Data entries
········
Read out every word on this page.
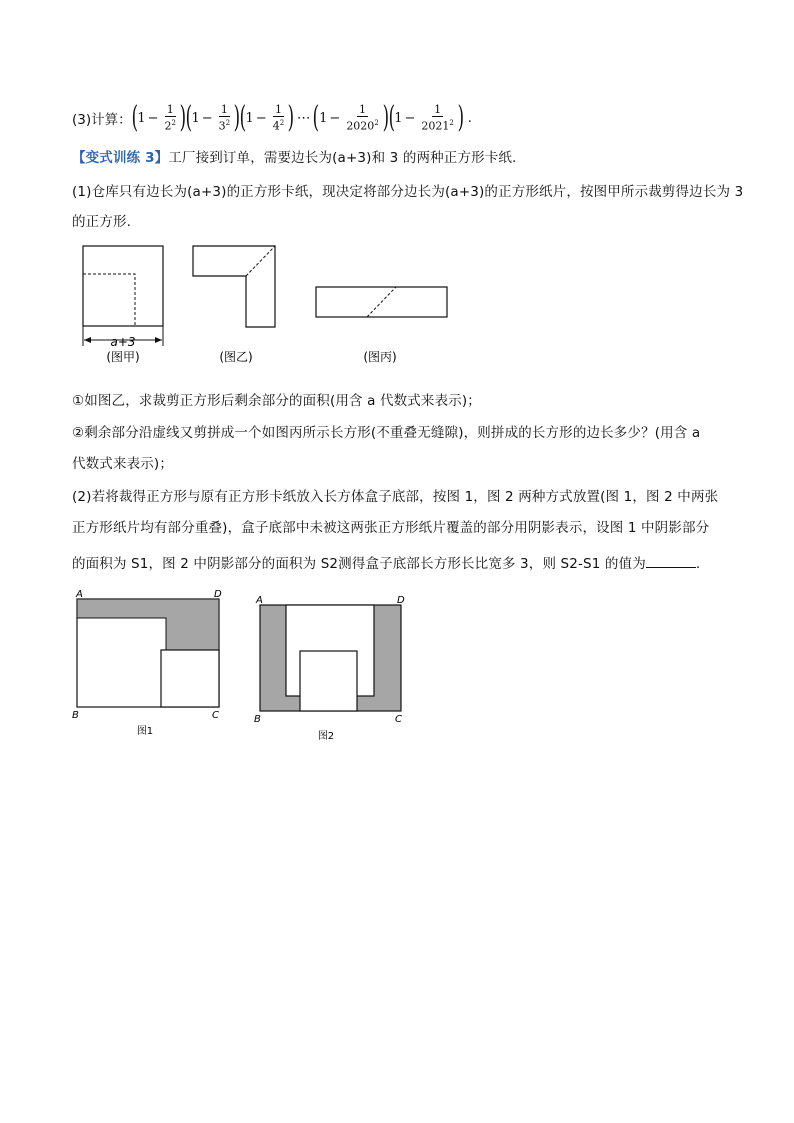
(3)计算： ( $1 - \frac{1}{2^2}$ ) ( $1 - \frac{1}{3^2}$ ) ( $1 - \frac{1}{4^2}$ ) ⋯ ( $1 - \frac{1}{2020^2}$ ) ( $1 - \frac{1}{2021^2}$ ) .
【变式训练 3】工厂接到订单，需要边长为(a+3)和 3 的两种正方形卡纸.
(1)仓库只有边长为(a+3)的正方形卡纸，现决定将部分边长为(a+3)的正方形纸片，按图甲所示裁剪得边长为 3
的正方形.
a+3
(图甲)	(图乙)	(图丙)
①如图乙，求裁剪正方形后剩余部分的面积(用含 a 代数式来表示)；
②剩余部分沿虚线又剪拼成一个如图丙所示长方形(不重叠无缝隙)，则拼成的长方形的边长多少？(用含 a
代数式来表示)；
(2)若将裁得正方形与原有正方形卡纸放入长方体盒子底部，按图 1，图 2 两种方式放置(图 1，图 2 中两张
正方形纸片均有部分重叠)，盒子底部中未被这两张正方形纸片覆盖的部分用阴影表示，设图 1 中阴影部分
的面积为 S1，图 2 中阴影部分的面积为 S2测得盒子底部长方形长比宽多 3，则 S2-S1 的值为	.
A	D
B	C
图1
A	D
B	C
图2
········
▸ **REQUIRED TASK**
Return every line from the records above that holds the word "代数式来表示".

▸ **RESULT FOR THIS EXERCISE**
①如图乙，求裁剪正方形后剩余部分的面积(用含 a 代数式来表示)；
代数式来表示)；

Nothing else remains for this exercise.